» **TASK BRIEF**
Find the string "label" in the entries and copy each line that has it.

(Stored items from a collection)
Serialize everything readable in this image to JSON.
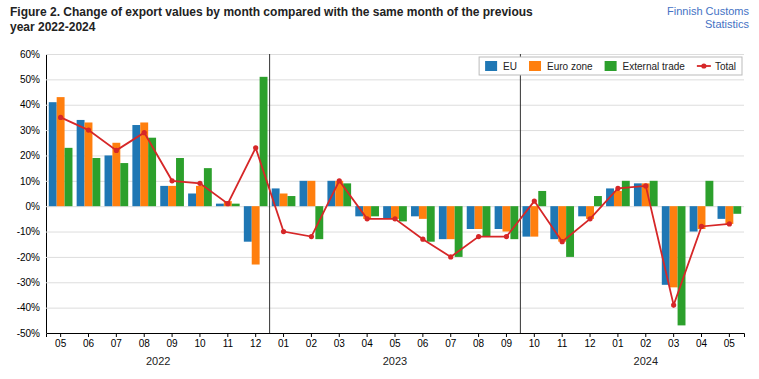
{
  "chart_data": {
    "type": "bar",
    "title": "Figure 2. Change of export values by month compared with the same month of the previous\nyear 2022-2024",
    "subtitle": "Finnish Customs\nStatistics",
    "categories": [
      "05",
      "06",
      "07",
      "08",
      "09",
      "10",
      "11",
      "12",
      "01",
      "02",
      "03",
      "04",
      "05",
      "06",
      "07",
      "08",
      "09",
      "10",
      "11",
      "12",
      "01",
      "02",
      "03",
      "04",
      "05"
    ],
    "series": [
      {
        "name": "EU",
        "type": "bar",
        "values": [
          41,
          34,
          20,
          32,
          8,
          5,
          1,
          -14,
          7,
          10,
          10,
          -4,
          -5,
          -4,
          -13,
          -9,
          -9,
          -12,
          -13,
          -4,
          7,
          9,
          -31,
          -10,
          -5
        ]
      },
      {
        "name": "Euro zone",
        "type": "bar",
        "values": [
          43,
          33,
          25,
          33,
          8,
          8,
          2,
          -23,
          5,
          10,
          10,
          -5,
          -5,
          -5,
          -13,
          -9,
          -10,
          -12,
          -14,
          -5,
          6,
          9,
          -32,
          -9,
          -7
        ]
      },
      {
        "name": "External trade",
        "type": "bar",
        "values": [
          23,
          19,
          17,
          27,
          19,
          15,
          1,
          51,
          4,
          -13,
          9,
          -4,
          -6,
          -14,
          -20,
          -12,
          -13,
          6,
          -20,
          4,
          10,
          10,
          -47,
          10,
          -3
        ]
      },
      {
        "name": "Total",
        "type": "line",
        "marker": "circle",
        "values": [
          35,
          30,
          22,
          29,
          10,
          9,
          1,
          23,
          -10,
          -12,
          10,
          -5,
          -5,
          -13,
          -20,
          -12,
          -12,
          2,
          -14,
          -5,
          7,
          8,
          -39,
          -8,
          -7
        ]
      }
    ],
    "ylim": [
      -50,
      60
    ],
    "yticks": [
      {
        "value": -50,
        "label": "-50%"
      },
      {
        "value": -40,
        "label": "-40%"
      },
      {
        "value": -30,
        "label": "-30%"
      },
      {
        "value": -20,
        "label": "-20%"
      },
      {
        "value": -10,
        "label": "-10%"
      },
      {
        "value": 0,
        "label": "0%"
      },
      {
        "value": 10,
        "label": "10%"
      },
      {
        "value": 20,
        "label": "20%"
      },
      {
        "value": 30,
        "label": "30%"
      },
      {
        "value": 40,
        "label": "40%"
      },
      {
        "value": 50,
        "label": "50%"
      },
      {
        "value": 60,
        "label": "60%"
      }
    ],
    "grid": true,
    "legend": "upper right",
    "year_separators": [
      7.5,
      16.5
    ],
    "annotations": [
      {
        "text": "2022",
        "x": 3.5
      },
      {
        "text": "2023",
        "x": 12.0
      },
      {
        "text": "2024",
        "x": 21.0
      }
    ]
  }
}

» **FULL ANSWER**
        "label": "-50%"
        "label": "-40%"
        "label": "-30%"
        "label": "-20%"
        "label": "-10%"
        "label": "0%"
        "label": "10%"
        "label": "20%"
        "label": "30%"
        "label": "40%"
        "label": "50%"
        "label": "60%"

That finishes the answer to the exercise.